:: Stored entries ::

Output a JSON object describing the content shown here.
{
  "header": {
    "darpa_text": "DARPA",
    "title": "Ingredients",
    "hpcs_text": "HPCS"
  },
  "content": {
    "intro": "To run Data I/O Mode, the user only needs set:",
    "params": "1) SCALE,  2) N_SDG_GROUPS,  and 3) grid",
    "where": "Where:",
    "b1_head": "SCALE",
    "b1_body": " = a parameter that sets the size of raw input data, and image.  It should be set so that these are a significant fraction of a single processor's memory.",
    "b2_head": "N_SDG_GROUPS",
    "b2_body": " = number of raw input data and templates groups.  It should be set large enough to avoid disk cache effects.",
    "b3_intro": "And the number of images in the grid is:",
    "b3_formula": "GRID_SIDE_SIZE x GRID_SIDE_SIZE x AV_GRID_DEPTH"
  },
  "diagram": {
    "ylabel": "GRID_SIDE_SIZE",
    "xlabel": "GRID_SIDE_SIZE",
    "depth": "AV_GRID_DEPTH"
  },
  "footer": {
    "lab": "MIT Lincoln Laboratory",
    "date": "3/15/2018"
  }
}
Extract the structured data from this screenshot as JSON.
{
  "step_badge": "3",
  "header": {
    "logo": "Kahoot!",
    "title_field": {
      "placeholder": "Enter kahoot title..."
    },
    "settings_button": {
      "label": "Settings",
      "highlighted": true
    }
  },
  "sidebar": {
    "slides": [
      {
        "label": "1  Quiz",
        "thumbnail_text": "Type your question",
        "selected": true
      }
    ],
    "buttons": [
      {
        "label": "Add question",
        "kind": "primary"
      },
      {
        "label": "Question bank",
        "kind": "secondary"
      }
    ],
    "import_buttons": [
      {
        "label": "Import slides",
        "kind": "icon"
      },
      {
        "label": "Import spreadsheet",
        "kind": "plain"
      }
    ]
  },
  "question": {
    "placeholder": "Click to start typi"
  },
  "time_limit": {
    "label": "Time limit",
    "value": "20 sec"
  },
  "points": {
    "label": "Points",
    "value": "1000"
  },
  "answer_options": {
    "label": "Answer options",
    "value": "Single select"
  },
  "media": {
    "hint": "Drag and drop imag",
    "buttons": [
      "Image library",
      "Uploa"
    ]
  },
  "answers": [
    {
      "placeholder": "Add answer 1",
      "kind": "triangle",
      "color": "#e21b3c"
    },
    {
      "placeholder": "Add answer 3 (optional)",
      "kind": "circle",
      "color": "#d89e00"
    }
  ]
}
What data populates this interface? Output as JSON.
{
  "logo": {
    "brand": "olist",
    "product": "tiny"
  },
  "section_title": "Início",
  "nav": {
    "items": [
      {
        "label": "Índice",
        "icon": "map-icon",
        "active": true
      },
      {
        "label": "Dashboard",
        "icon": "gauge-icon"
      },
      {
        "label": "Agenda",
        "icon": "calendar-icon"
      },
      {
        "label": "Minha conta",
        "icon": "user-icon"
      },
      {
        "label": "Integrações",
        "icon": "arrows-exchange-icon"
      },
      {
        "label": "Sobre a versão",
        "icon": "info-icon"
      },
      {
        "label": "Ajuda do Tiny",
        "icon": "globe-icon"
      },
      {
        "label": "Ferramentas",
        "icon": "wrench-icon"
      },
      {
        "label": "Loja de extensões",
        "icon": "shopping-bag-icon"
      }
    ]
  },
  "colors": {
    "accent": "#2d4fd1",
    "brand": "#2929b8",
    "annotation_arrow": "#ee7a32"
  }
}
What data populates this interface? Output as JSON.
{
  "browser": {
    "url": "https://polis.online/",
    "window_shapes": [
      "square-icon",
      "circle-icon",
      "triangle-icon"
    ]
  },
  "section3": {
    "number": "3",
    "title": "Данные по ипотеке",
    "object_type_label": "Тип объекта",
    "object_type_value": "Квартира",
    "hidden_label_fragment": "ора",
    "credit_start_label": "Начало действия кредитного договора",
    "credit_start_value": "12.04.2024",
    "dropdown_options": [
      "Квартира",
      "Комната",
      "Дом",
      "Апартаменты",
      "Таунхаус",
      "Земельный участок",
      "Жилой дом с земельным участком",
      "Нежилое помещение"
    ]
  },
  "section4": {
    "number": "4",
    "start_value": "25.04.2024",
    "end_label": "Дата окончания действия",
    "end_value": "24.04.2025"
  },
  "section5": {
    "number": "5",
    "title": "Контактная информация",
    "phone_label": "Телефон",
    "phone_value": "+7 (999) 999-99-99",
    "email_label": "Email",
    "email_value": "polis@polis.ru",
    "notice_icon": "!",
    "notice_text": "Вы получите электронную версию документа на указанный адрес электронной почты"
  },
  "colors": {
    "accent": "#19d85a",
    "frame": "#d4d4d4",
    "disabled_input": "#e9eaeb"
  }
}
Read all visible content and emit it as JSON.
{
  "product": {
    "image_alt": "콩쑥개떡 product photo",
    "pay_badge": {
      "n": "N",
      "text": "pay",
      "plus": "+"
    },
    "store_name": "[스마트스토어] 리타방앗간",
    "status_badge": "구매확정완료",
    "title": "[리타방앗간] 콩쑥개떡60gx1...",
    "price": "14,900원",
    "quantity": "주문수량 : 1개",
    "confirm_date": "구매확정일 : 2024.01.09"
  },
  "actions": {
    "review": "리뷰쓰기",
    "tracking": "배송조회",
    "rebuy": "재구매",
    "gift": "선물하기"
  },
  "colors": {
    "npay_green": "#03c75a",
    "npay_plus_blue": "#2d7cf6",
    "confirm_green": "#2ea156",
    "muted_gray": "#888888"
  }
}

:: What is expected ::
Repeat every entry word for word.

:: Solution ::
Output a JSON object describing the content shown here.
{
  "header": {
    "darpa_text": "DARPA",
    "title": "Ingredients",
    "hpcs_text": "HPCS"
  },
  "content": {
    "intro": "To run Data I/O Mode, the user only needs set:",
    "params": "1) SCALE,  2) N_SDG_GROUPS,  and 3) grid",
    "where": "Where:",
    "b1_head": "SCALE",
    "b1_body": " = a parameter that sets the size of raw input data, and image.  It should be set so that these are a significant fraction of a single processor's memory.",
    "b2_head": "N_SDG_GROUPS",
    "b2_body": " = number of raw input data and templates groups.  It should be set large enough to avoid disk cache effects.",
    "b3_intro": "And the number of images in the grid is:",
    "b3_formula": "GRID_SIDE_SIZE x GRID_SIDE_SIZE x AV_GRID_DEPTH"
  },
  "diagram": {
    "ylabel": "GRID_SIDE_SIZE",
    "xlabel": "GRID_SIDE_SIZE",
    "depth": "AV_GRID_DEPTH"
  },
  "footer": {
    "lab": "MIT Lincoln Laboratory",
    "date": "3/15/2018"
  }
}
Extract the structured data from this screenshot as JSON.
{
  "step_badge": "3",
  "header": {
    "logo": "Kahoot!",
    "title_field": {
      "placeholder": "Enter kahoot title..."
    },
    "settings_button": {
      "label": "Settings",
      "highlighted": true
    }
  },
  "sidebar": {
    "slides": [
      {
        "label": "1  Quiz",
        "thumbnail_text": "Type your question",
        "selected": true
      }
    ],
    "buttons": [
      {
        "label": "Add question",
        "kind": "primary"
      },
      {
        "label": "Question bank",
        "kind": "secondary"
      }
    ],
    "import_buttons": [
      {
        "label": "Import slides",
        "kind": "icon"
      },
      {
        "label": "Import spreadsheet",
        "kind": "plain"
      }
    ]
  },
  "question": {
    "placeholder": "Click to start typi"
  },
  "time_limit": {
    "label": "Time limit",
    "value": "20 sec"
  },
  "points": {
    "label": "Points",
    "value": "1000"
  },
  "answer_options": {
    "label": "Answer options",
    "value": "Single select"
  },
  "media": {
    "hint": "Drag and drop imag",
    "buttons": [
      "Image library",
      "Uploa"
    ]
  },
  "answers": [
    {
      "placeholder": "Add answer 1",
      "kind": "triangle",
      "color": "#e21b3c"
    },
    {
      "placeholder": "Add answer 3 (optional)",
      "kind": "circle",
      "color": "#d89e00"
    }
  ]
}
What data populates this interface? Output as JSON.
{
  "logo": {
    "brand": "olist",
    "product": "tiny"
  },
  "section_title": "Início",
  "nav": {
    "items": [
      {
        "label": "Índice",
        "icon": "map-icon",
        "active": true
      },
      {
        "label": "Dashboard",
        "icon": "gauge-icon"
      },
      {
        "label": "Agenda",
        "icon": "calendar-icon"
      },
      {
        "label": "Minha conta",
        "icon": "user-icon"
      },
      {
        "label": "Integrações",
        "icon": "arrows-exchange-icon"
      },
      {
        "label": "Sobre a versão",
        "icon": "info-icon"
      },
      {
        "label": "Ajuda do Tiny",
        "icon": "globe-icon"
      },
      {
        "label": "Ferramentas",
        "icon": "wrench-icon"
      },
      {
        "label": "Loja de extensões",
        "icon": "shopping-bag-icon"
      }
    ]
  },
  "colors": {
    "accent": "#2d4fd1",
    "brand": "#2929b8",
    "annotation_arrow": "#ee7a32"
  }
}
What data populates this interface? Output as JSON.
{
  "browser": {
    "url": "https://polis.online/",
    "window_shapes": [
      "square-icon",
      "circle-icon",
      "triangle-icon"
    ]
  },
  "section3": {
    "number": "3",
    "title": "Данные по ипотеке",
    "object_type_label": "Тип объекта",
    "object_type_value": "Квартира",
    "hidden_label_fragment": "ора",
    "credit_start_label": "Начало действия кредитного договора",
    "credit_start_value": "12.04.2024",
    "dropdown_options": [
      "Квартира",
      "Комната",
      "Дом",
      "Апартаменты",
      "Таунхаус",
      "Земельный участок",
      "Жилой дом с земельным участком",
      "Нежилое помещение"
    ]
  },
  "section4": {
    "number": "4",
    "start_value": "25.04.2024",
    "end_label": "Дата окончания действия",
    "end_value": "24.04.2025"
  },
  "section5": {
    "number": "5",
    "title": "Контактная информация",
    "phone_label": "Телефон",
    "phone_value": "+7 (999) 999-99-99",
    "email_label": "Email",
    "email_value": "polis@polis.ru",
    "notice_icon": "!",
    "notice_text": "Вы получите электронную версию документа на указанный адрес электронной почты"
  },
  "colors": {
    "accent": "#19d85a",
    "frame": "#d4d4d4",
    "disabled_input": "#e9eaeb"
  }
}
Read all visible content and emit it as JSON.
{
  "product": {
    "image_alt": "콩쑥개떡 product photo",
    "pay_badge": {
      "n": "N",
      "text": "pay",
      "plus": "+"
    },
    "store_name": "[스마트스토어] 리타방앗간",
    "status_badge": "구매확정완료",
    "title": "[리타방앗간] 콩쑥개떡60gx1...",
    "price": "14,900원",
    "quantity": "주문수량 : 1개",
    "confirm_date": "구매확정일 : 2024.01.09"
  },
  "actions": {
    "review": "리뷰쓰기",
    "tracking": "배송조회",
    "rebuy": "재구매",
    "gift": "선물하기"
  },
  "colors": {
    "npay_green": "#03c75a",
    "npay_plus_blue": "#2d7cf6",
    "confirm_green": "#2ea156",
    "muted_gray": "#888888"
  }
}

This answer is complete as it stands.